*WHAT IS NEEDED:* Set each record down exactly, excluding all images.

*RECORDED INFORMATION:*
>> Start
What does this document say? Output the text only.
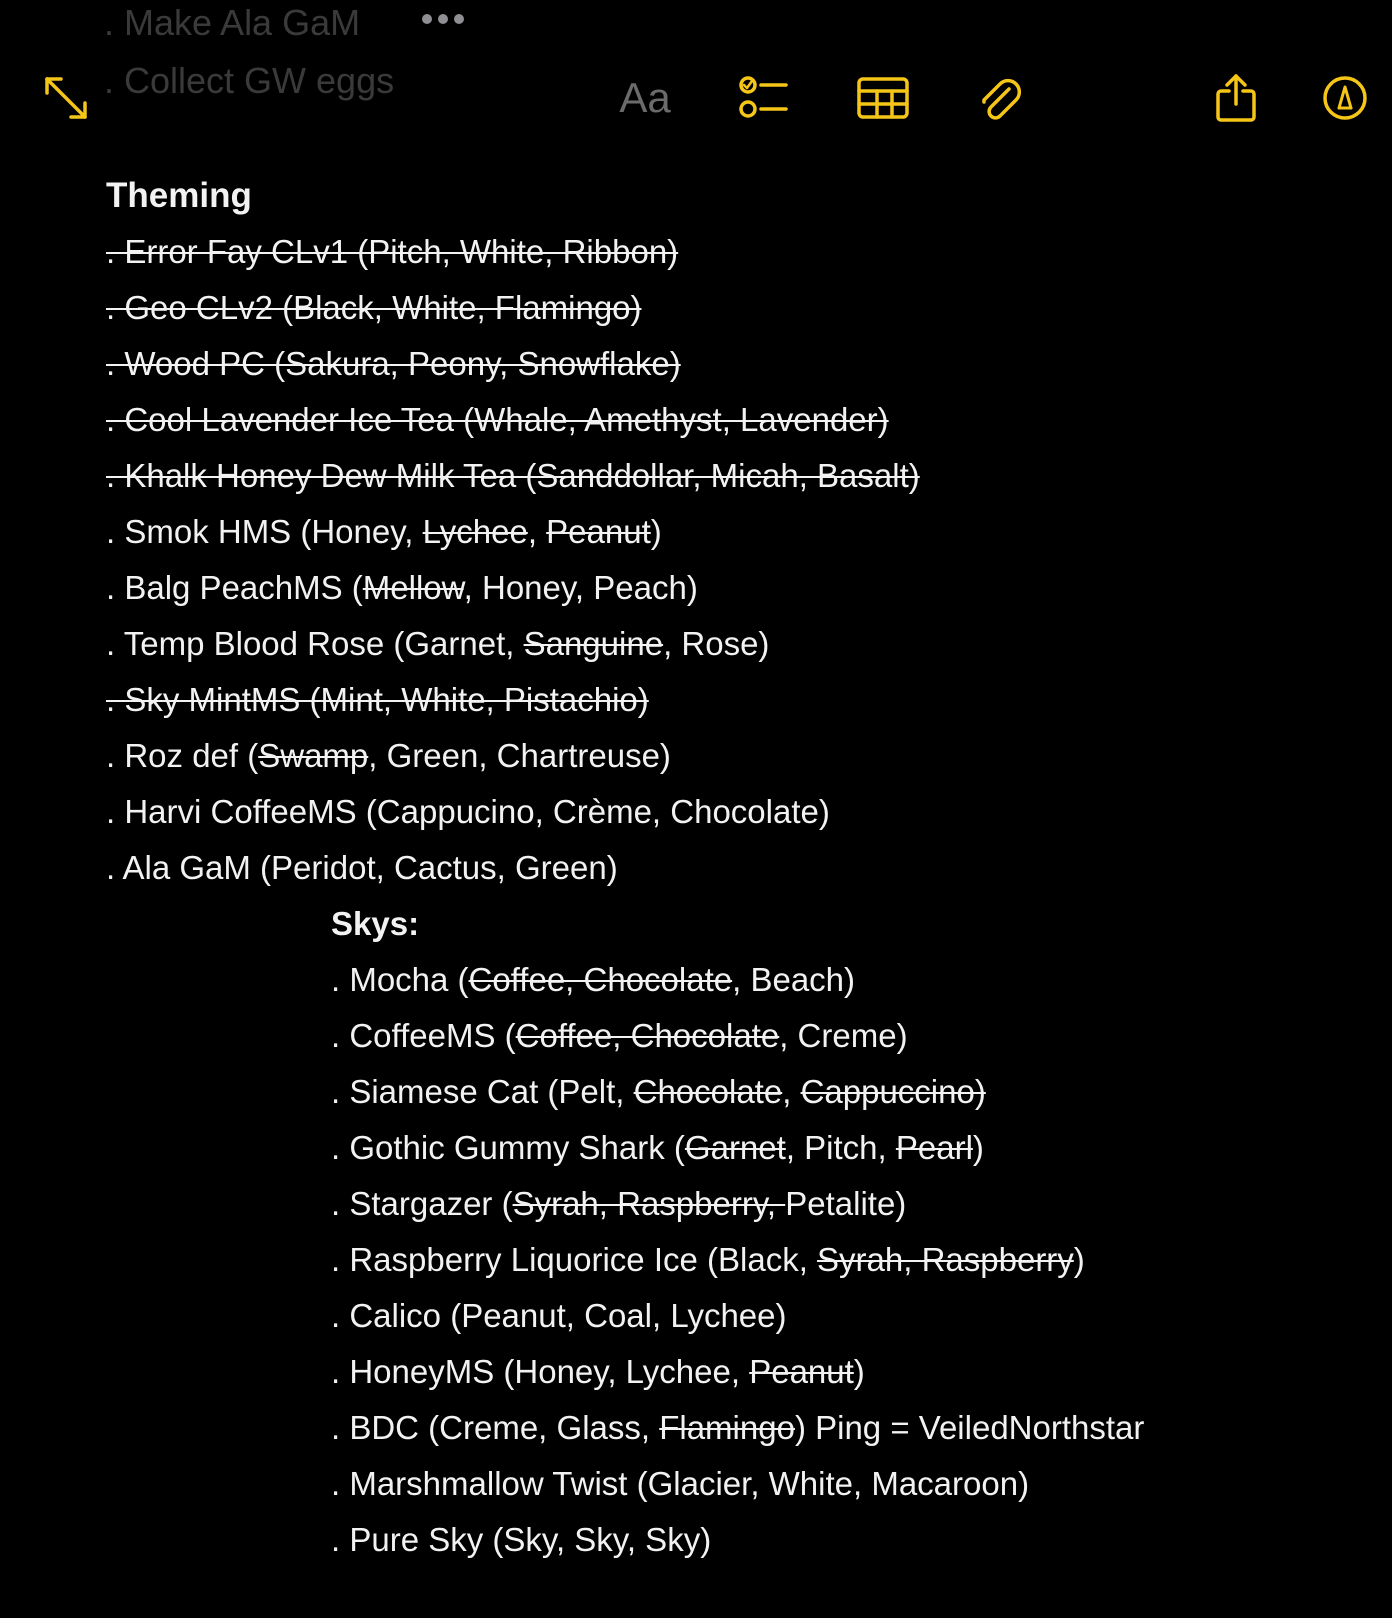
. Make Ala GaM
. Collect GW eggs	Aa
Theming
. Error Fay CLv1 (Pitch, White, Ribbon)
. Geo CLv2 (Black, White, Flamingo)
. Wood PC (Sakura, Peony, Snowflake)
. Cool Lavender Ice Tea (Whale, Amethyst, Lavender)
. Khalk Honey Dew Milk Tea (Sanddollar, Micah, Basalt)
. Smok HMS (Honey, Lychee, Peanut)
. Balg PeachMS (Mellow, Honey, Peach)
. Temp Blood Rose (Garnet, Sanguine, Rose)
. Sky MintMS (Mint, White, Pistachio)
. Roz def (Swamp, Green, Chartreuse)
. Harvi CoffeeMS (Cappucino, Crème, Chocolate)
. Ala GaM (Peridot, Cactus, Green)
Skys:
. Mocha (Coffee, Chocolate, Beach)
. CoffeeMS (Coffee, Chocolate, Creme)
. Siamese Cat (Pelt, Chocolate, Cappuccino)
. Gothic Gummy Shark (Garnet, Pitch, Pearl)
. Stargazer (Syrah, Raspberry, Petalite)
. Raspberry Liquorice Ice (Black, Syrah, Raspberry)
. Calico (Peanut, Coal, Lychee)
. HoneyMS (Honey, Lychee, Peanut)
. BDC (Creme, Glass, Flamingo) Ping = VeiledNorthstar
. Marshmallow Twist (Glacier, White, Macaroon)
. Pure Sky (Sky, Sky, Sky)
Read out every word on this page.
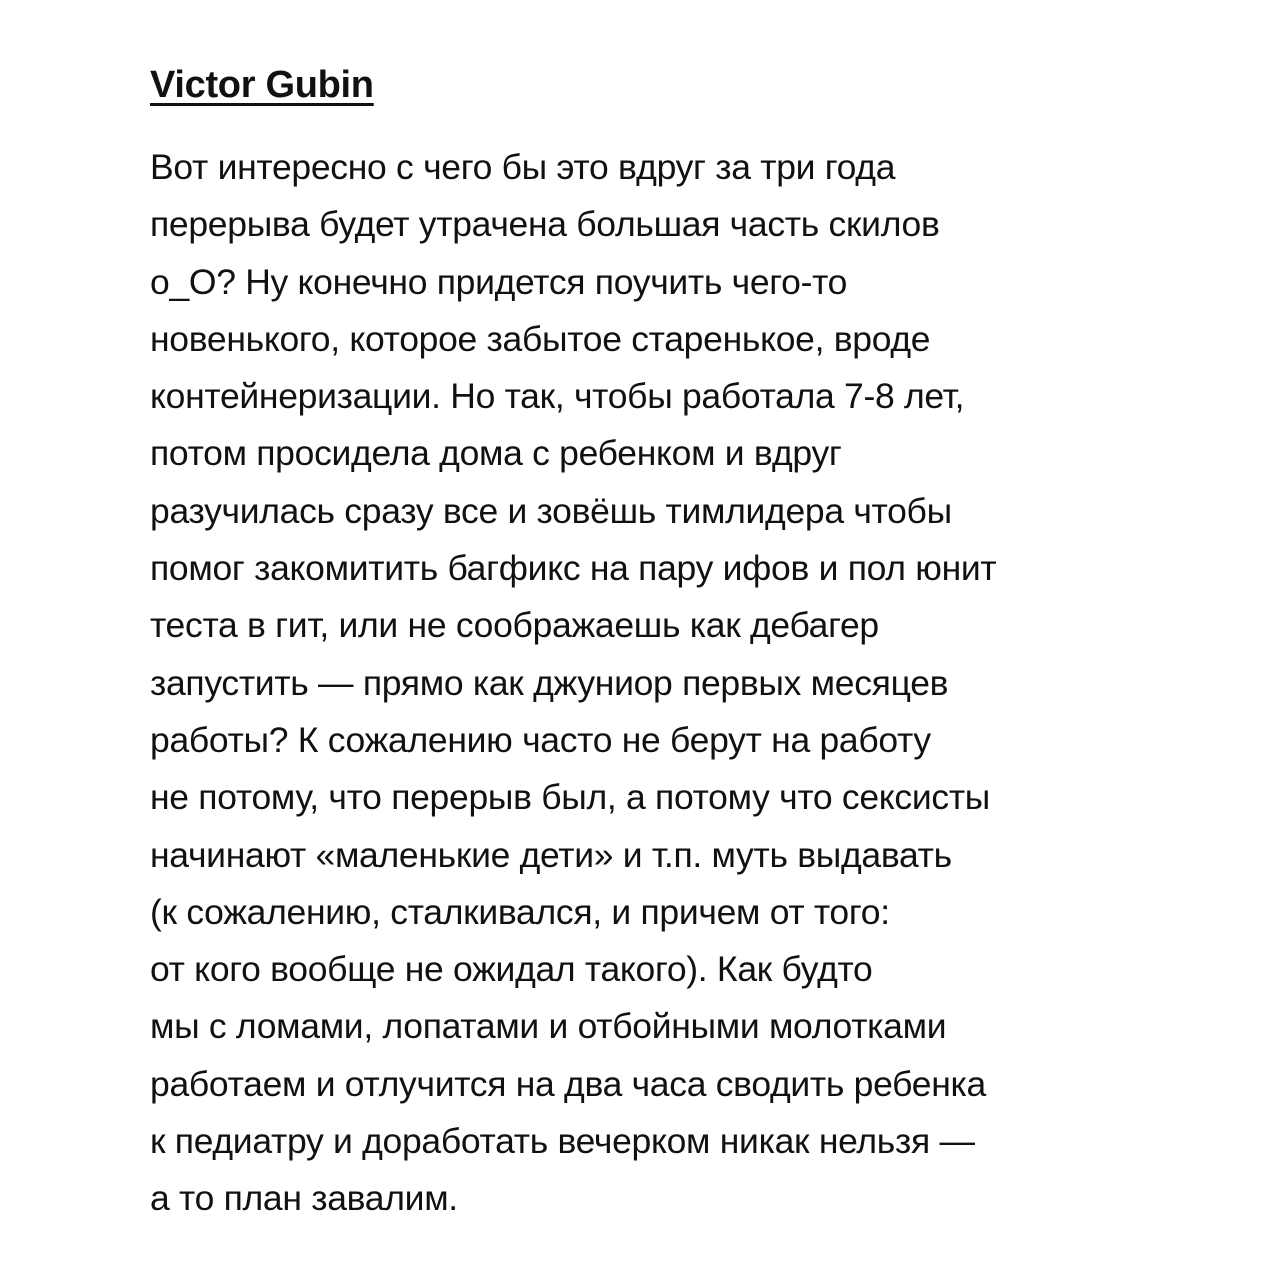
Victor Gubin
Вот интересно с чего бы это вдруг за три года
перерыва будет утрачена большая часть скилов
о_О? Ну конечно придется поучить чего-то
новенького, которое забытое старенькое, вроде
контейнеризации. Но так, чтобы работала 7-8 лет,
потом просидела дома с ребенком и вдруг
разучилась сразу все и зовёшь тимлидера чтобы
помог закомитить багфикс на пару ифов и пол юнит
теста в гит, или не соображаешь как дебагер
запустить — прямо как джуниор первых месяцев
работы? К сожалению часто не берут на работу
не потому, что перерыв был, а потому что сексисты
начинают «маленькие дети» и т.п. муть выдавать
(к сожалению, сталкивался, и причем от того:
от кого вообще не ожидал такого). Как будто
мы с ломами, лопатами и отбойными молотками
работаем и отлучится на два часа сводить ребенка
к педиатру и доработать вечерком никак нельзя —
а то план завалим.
>> End
*WORKED SOLUTION:*
What does this document say? Output the text only.
. Make Ala GaM
. Collect GW eggs	Aa
Theming
. Error Fay CLv1 (Pitch, White, Ribbon)
. Geo CLv2 (Black, White, Flamingo)
. Wood PC (Sakura, Peony, Snowflake)
. Cool Lavender Ice Tea (Whale, Amethyst, Lavender)
. Khalk Honey Dew Milk Tea (Sanddollar, Micah, Basalt)
. Smok HMS (Honey, Lychee, Peanut)
. Balg PeachMS (Mellow, Honey, Peach)
. Temp Blood Rose (Garnet, Sanguine, Rose)
. Sky MintMS (Mint, White, Pistachio)
. Roz def (Swamp, Green, Chartreuse)
. Harvi CoffeeMS (Cappucino, Crème, Chocolate)
. Ala GaM (Peridot, Cactus, Green)
Skys:
. Mocha (Coffee, Chocolate, Beach)
. CoffeeMS (Coffee, Chocolate, Creme)
. Siamese Cat (Pelt, Chocolate, Cappuccino)
. Gothic Gummy Shark (Garnet, Pitch, Pearl)
. Stargazer (Syrah, Raspberry, Petalite)
. Raspberry Liquorice Ice (Black, Syrah, Raspberry)
. Calico (Peanut, Coal, Lychee)
. HoneyMS (Honey, Lychee, Peanut)
. BDC (Creme, Glass, Flamingo) Ping = VeiledNorthstar
. Marshmallow Twist (Glacier, White, Macaroon)
. Pure Sky (Sky, Sky, Sky)
Read out every word on this page.
Victor Gubin
Вот интересно с чего бы это вдруг за три года
перерыва будет утрачена большая часть скилов
о_О? Ну конечно придется поучить чего-то
новенького, которое забытое старенькое, вроде
контейнеризации. Но так, чтобы работала 7-8 лет,
потом просидела дома с ребенком и вдруг
разучилась сразу все и зовёшь тимлидера чтобы
помог закомитить багфикс на пару ифов и пол юнит
теста в гит, или не соображаешь как дебагер
запустить — прямо как джуниор первых месяцев
работы? К сожалению часто не берут на работу
не потому, что перерыв был, а потому что сексисты
начинают «маленькие дети» и т.п. муть выдавать
(к сожалению, сталкивался, и причем от того:
от кого вообще не ожидал такого). Как будто
мы с ломами, лопатами и отбойными молотками
работаем и отлучится на два часа сводить ребенка
к педиатру и доработать вечерком никак нельзя —
а то план завалим.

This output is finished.